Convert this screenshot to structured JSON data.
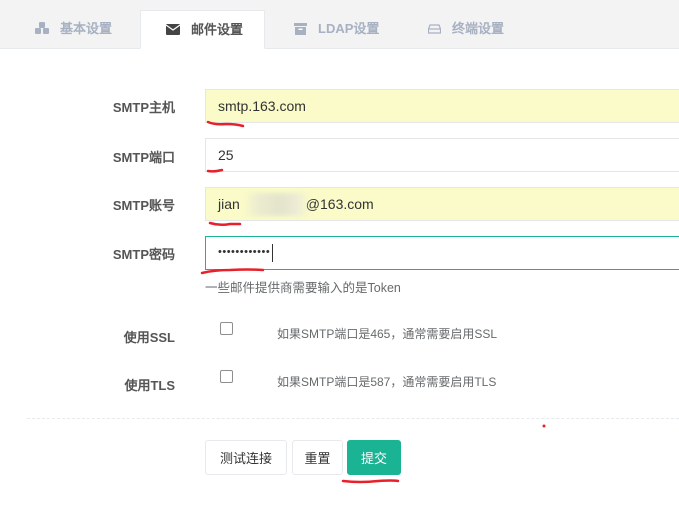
{
  "tabs": [
    {
      "label": "基本设置",
      "icon": "cubes-icon"
    },
    {
      "label": "邮件设置",
      "icon": "envelope-icon"
    },
    {
      "label": "LDAP设置",
      "icon": "archive-icon"
    },
    {
      "label": "终端设置",
      "icon": "hdd-icon"
    }
  ],
  "form": {
    "smtp_host": {
      "label": "SMTP主机",
      "value": "smtp.163.com"
    },
    "smtp_port": {
      "label": "SMTP端口",
      "value": "25"
    },
    "smtp_user": {
      "label": "SMTP账号",
      "value_prefix": "jian",
      "value_suffix": "@163.com"
    },
    "smtp_password": {
      "label": "SMTP密码",
      "value": "••••••••••••",
      "help": "一些邮件提供商需要输入的是Token"
    },
    "use_ssl": {
      "label": "使用SSL",
      "checked": false,
      "help": "如果SMTP端口是465，通常需要启用SSL"
    },
    "use_tls": {
      "label": "使用TLS",
      "checked": false,
      "help": "如果SMTP端口是587，通常需要启用TLS"
    }
  },
  "buttons": {
    "test": "测试连接",
    "reset": "重置",
    "submit": "提交"
  },
  "colors": {
    "primary": "#1ab394",
    "autofill": "#fafbc8",
    "annotation": "#e8202a"
  }
}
* * *
- Problem requirements -
Scan the data for the word "help" and copy every line where it shows up.

- Answer to the task -
      "help": "一些邮件提供商需要输入的是Token"
      "help": "如果SMTP端口是465，通常需要启用SSL"
      "help": "如果SMTP端口是587，通常需要启用TLS"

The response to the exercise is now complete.